start Input records

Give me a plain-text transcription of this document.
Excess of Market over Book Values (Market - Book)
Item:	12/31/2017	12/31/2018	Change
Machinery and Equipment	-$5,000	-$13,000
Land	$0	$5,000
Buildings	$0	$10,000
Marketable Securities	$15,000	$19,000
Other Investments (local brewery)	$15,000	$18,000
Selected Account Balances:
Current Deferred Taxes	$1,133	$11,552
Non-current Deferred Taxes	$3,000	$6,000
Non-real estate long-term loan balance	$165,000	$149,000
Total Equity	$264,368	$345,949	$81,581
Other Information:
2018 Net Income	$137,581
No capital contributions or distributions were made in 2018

end Input records

§ **What needs to be done**: Restate the data above exactly, keeping each word as it stands.

§ **Written reply**:
Give me a plain-text transcription of this document.
Excess of Market over Book Values (Market - Book)
Item:	12/31/2017	12/31/2018	Change
Machinery and Equipment	-$5,000	-$13,000
Land	$0	$5,000
Buildings	$0	$10,000
Marketable Securities	$15,000	$19,000
Other Investments (local brewery)	$15,000	$18,000
Selected Account Balances:
Current Deferred Taxes	$1,133	$11,552
Non-current Deferred Taxes	$3,000	$6,000
Non-real estate long-term loan balance	$165,000	$149,000
Total Equity	$264,368	$345,949	$81,581
Other Information:
2018 Net Income	$137,581
No capital contributions or distributions were made in 2018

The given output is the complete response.